**Task instructions:** Write out each record again exactly as it stands.

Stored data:
▬▬▬▬▬▬

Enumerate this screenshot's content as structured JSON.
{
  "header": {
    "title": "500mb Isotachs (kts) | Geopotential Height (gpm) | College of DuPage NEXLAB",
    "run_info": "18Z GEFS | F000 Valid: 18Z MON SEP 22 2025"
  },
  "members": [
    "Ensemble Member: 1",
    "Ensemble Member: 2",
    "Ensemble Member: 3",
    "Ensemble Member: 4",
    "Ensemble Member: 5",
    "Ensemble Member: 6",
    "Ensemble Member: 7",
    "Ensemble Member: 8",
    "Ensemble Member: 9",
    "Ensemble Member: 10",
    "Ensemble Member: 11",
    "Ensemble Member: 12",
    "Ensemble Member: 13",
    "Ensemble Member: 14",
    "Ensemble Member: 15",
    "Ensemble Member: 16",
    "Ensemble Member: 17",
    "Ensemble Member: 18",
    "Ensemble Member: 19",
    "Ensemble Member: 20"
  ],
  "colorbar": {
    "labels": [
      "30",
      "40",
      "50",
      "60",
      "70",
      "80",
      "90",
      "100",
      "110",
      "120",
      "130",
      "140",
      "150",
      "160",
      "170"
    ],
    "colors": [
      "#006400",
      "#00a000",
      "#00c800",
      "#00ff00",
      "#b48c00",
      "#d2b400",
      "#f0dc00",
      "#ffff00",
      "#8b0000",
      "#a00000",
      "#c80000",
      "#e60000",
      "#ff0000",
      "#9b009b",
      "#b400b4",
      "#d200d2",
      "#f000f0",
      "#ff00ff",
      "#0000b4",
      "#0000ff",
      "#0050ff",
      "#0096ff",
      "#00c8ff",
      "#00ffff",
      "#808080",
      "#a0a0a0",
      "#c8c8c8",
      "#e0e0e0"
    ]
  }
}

▬▬▬▬▬▬

**Result:**
Enumerate this screenshot's content as structured JSON.
{
  "header": {
    "title": "500mb Isotachs (kts) | Geopotential Height (gpm) | College of DuPage NEXLAB",
    "run_info": "18Z GEFS | F000 Valid: 18Z MON SEP 22 2025"
  },
  "members": [
    "Ensemble Member: 1",
    "Ensemble Member: 2",
    "Ensemble Member: 3",
    "Ensemble Member: 4",
    "Ensemble Member: 5",
    "Ensemble Member: 6",
    "Ensemble Member: 7",
    "Ensemble Member: 8",
    "Ensemble Member: 9",
    "Ensemble Member: 10",
    "Ensemble Member: 11",
    "Ensemble Member: 12",
    "Ensemble Member: 13",
    "Ensemble Member: 14",
    "Ensemble Member: 15",
    "Ensemble Member: 16",
    "Ensemble Member: 17",
    "Ensemble Member: 18",
    "Ensemble Member: 19",
    "Ensemble Member: 20"
  ],
  "colorbar": {
    "labels": [
      "30",
      "40",
      "50",
      "60",
      "70",
      "80",
      "90",
      "100",
      "110",
      "120",
      "130",
      "140",
      "150",
      "160",
      "170"
    ],
    "colors": [
      "#006400",
      "#00a000",
      "#00c800",
      "#00ff00",
      "#b48c00",
      "#d2b400",
      "#f0dc00",
      "#ffff00",
      "#8b0000",
      "#a00000",
      "#c80000",
      "#e60000",
      "#ff0000",
      "#9b009b",
      "#b400b4",
      "#d200d2",
      "#f000f0",
      "#ff00ff",
      "#0000b4",
      "#0000ff",
      "#0050ff",
      "#0096ff",
      "#00c8ff",
      "#00ffff",
      "#808080",
      "#a0a0a0",
      "#c8c8c8",
      "#e0e0e0"
    ]
  }
}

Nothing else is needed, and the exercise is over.